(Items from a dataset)
• • • • •
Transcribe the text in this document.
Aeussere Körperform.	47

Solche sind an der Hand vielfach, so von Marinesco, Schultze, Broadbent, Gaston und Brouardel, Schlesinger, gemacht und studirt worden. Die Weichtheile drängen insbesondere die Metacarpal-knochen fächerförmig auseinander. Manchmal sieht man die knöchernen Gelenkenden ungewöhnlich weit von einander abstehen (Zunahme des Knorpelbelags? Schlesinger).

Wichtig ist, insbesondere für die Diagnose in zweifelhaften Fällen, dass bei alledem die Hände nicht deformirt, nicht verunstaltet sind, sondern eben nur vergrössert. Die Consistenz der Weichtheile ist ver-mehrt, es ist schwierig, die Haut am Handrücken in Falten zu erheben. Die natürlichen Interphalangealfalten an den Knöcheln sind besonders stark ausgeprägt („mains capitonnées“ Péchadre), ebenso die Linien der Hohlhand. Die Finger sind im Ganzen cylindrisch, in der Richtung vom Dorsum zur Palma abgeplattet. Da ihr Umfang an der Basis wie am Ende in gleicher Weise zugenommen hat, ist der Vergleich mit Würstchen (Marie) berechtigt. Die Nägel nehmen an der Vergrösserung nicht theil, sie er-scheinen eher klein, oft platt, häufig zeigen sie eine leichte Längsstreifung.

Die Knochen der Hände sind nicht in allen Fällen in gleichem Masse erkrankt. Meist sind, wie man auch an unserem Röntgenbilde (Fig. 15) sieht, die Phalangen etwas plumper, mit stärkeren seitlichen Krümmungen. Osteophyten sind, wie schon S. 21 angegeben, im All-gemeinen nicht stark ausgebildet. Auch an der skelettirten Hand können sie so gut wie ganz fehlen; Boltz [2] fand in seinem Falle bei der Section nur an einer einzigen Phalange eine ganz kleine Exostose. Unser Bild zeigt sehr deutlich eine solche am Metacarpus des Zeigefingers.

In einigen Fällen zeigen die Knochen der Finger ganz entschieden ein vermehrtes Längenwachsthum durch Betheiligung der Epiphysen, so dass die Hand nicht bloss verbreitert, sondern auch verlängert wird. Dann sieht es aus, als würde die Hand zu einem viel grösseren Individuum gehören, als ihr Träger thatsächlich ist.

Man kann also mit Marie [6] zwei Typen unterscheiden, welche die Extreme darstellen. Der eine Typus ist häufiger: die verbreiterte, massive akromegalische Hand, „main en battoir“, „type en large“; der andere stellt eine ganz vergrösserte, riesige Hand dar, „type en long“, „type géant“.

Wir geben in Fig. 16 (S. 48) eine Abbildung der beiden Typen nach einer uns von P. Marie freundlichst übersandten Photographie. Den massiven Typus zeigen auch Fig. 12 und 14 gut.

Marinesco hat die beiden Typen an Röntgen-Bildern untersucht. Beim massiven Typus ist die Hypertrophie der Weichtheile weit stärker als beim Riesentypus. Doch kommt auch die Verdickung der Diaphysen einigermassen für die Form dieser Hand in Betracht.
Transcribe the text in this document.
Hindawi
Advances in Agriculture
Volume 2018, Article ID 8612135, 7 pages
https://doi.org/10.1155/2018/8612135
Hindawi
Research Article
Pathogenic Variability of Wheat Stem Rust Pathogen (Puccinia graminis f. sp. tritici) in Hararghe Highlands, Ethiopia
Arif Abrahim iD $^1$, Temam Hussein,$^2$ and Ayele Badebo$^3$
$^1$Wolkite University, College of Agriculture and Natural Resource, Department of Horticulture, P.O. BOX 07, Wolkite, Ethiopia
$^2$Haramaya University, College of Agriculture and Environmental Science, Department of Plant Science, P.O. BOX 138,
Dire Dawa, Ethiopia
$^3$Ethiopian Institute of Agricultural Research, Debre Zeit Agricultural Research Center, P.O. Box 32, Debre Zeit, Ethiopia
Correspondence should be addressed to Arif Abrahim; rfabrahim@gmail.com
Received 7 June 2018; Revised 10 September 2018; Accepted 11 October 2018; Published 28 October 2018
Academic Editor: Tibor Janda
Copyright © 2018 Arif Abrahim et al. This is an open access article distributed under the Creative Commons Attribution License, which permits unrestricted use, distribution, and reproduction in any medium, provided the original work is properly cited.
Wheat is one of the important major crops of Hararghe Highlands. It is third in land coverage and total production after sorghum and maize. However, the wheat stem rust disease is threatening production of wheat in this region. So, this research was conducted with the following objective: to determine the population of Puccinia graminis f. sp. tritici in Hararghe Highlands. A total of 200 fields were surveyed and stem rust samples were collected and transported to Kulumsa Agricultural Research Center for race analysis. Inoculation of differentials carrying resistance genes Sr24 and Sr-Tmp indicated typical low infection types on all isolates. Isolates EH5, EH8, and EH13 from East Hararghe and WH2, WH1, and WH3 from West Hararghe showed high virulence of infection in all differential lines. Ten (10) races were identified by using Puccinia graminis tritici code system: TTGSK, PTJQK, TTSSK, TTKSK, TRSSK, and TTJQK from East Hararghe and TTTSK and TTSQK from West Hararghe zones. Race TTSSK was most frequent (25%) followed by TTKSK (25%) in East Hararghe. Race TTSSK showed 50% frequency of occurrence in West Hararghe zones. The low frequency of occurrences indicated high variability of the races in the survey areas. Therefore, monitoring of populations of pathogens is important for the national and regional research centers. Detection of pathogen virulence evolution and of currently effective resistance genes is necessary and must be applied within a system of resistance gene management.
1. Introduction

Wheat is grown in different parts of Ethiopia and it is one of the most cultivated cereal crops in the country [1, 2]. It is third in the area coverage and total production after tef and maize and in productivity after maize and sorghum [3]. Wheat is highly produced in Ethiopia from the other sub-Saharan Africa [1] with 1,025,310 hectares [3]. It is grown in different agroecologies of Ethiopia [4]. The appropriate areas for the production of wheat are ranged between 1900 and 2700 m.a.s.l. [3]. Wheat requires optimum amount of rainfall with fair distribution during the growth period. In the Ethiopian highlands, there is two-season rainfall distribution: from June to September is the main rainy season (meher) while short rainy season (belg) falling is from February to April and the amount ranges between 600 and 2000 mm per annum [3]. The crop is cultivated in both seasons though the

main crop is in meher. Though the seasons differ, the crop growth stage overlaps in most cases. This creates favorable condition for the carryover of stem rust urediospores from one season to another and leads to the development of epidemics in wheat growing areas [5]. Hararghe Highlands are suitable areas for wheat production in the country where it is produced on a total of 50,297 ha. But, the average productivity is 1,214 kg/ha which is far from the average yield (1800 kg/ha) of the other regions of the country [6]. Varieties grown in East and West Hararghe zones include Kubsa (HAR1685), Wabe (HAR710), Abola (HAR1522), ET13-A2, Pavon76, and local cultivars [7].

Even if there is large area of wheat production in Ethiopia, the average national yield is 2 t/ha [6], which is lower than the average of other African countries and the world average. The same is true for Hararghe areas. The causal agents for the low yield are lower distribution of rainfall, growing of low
• • • • •
● **Assignment**: Please give an exact copy of every entry.

● **Written answer**:
Transcribe the text in this document.
Aeussere Körperform.	47

Solche sind an der Hand vielfach, so von Marinesco, Schultze, Broadbent, Gaston und Brouardel, Schlesinger, gemacht und studirt worden. Die Weichtheile drängen insbesondere die Metacarpal-knochen fächerförmig auseinander. Manchmal sieht man die knöchernen Gelenkenden ungewöhnlich weit von einander abstehen (Zunahme des Knorpelbelags? Schlesinger).

Wichtig ist, insbesondere für die Diagnose in zweifelhaften Fällen, dass bei alledem die Hände nicht deformirt, nicht verunstaltet sind, sondern eben nur vergrössert. Die Consistenz der Weichtheile ist ver-mehrt, es ist schwierig, die Haut am Handrücken in Falten zu erheben. Die natürlichen Interphalangealfalten an den Knöcheln sind besonders stark ausgeprägt („mains capitonnées“ Péchadre), ebenso die Linien der Hohlhand. Die Finger sind im Ganzen cylindrisch, in der Richtung vom Dorsum zur Palma abgeplattet. Da ihr Umfang an der Basis wie am Ende in gleicher Weise zugenommen hat, ist der Vergleich mit Würstchen (Marie) berechtigt. Die Nägel nehmen an der Vergrösserung nicht theil, sie er-scheinen eher klein, oft platt, häufig zeigen sie eine leichte Längsstreifung.

Die Knochen der Hände sind nicht in allen Fällen in gleichem Masse erkrankt. Meist sind, wie man auch an unserem Röntgenbilde (Fig. 15) sieht, die Phalangen etwas plumper, mit stärkeren seitlichen Krümmungen. Osteophyten sind, wie schon S. 21 angegeben, im All-gemeinen nicht stark ausgebildet. Auch an der skelettirten Hand können sie so gut wie ganz fehlen; Boltz [2] fand in seinem Falle bei der Section nur an einer einzigen Phalange eine ganz kleine Exostose. Unser Bild zeigt sehr deutlich eine solche am Metacarpus des Zeigefingers.

In einigen Fällen zeigen die Knochen der Finger ganz entschieden ein vermehrtes Längenwachsthum durch Betheiligung der Epiphysen, so dass die Hand nicht bloss verbreitert, sondern auch verlängert wird. Dann sieht es aus, als würde die Hand zu einem viel grösseren Individuum gehören, als ihr Träger thatsächlich ist.

Man kann also mit Marie [6] zwei Typen unterscheiden, welche die Extreme darstellen. Der eine Typus ist häufiger: die verbreiterte, massive akromegalische Hand, „main en battoir“, „type en large“; der andere stellt eine ganz vergrösserte, riesige Hand dar, „type en long“, „type géant“.

Wir geben in Fig. 16 (S. 48) eine Abbildung der beiden Typen nach einer uns von P. Marie freundlichst übersandten Photographie. Den massiven Typus zeigen auch Fig. 12 und 14 gut.

Marinesco hat die beiden Typen an Röntgen-Bildern untersucht. Beim massiven Typus ist die Hypertrophie der Weichtheile weit stärker als beim Riesentypus. Doch kommt auch die Verdickung der Diaphysen einigermassen für die Form dieser Hand in Betracht.
Transcribe the text in this document.
Hindawi
Advances in Agriculture
Volume 2018, Article ID 8612135, 7 pages
https://doi.org/10.1155/2018/8612135
Hindawi
Research Article
Pathogenic Variability of Wheat Stem Rust Pathogen (Puccinia graminis f. sp. tritici) in Hararghe Highlands, Ethiopia
Arif Abrahim iD $^1$, Temam Hussein,$^2$ and Ayele Badebo$^3$
$^1$Wolkite University, College of Agriculture and Natural Resource, Department of Horticulture, P.O. BOX 07, Wolkite, Ethiopia
$^2$Haramaya University, College of Agriculture and Environmental Science, Department of Plant Science, P.O. BOX 138,
Dire Dawa, Ethiopia
$^3$Ethiopian Institute of Agricultural Research, Debre Zeit Agricultural Research Center, P.O. Box 32, Debre Zeit, Ethiopia
Correspondence should be addressed to Arif Abrahim; rfabrahim@gmail.com
Received 7 June 2018; Revised 10 September 2018; Accepted 11 October 2018; Published 28 October 2018
Academic Editor: Tibor Janda
Copyright © 2018 Arif Abrahim et al. This is an open access article distributed under the Creative Commons Attribution License, which permits unrestricted use, distribution, and reproduction in any medium, provided the original work is properly cited.
Wheat is one of the important major crops of Hararghe Highlands. It is third in land coverage and total production after sorghum and maize. However, the wheat stem rust disease is threatening production of wheat in this region. So, this research was conducted with the following objective: to determine the population of Puccinia graminis f. sp. tritici in Hararghe Highlands. A total of 200 fields were surveyed and stem rust samples were collected and transported to Kulumsa Agricultural Research Center for race analysis. Inoculation of differentials carrying resistance genes Sr24 and Sr-Tmp indicated typical low infection types on all isolates. Isolates EH5, EH8, and EH13 from East Hararghe and WH2, WH1, and WH3 from West Hararghe showed high virulence of infection in all differential lines. Ten (10) races were identified by using Puccinia graminis tritici code system: TTGSK, PTJQK, TTSSK, TTKSK, TRSSK, and TTJQK from East Hararghe and TTTSK and TTSQK from West Hararghe zones. Race TTSSK was most frequent (25%) followed by TTKSK (25%) in East Hararghe. Race TTSSK showed 50% frequency of occurrence in West Hararghe zones. The low frequency of occurrences indicated high variability of the races in the survey areas. Therefore, monitoring of populations of pathogens is important for the national and regional research centers. Detection of pathogen virulence evolution and of currently effective resistance genes is necessary and must be applied within a system of resistance gene management.
1. Introduction

Wheat is grown in different parts of Ethiopia and it is one of the most cultivated cereal crops in the country [1, 2]. It is third in the area coverage and total production after tef and maize and in productivity after maize and sorghum [3]. Wheat is highly produced in Ethiopia from the other sub-Saharan Africa [1] with 1,025,310 hectares [3]. It is grown in different agroecologies of Ethiopia [4]. The appropriate areas for the production of wheat are ranged between 1900 and 2700 m.a.s.l. [3]. Wheat requires optimum amount of rainfall with fair distribution during the growth period. In the Ethiopian highlands, there is two-season rainfall distribution: from June to September is the main rainy season (meher) while short rainy season (belg) falling is from February to April and the amount ranges between 600 and 2000 mm per annum [3]. The crop is cultivated in both seasons though the

main crop is in meher. Though the seasons differ, the crop growth stage overlaps in most cases. This creates favorable condition for the carryover of stem rust urediospores from one season to another and leads to the development of epidemics in wheat growing areas [5]. Hararghe Highlands are suitable areas for wheat production in the country where it is produced on a total of 50,297 ha. But, the average productivity is 1,214 kg/ha which is far from the average yield (1800 kg/ha) of the other regions of the country [6]. Varieties grown in East and West Hararghe zones include Kubsa (HAR1685), Wabe (HAR710), Abola (HAR1522), ET13-A2, Pavon76, and local cultivars [7].

Even if there is large area of wheat production in Ethiopia, the average national yield is 2 t/ha [6], which is lower than the average of other African countries and the world average. The same is true for Hararghe areas. The causal agents for the low yield are lower distribution of rainfall, growing of low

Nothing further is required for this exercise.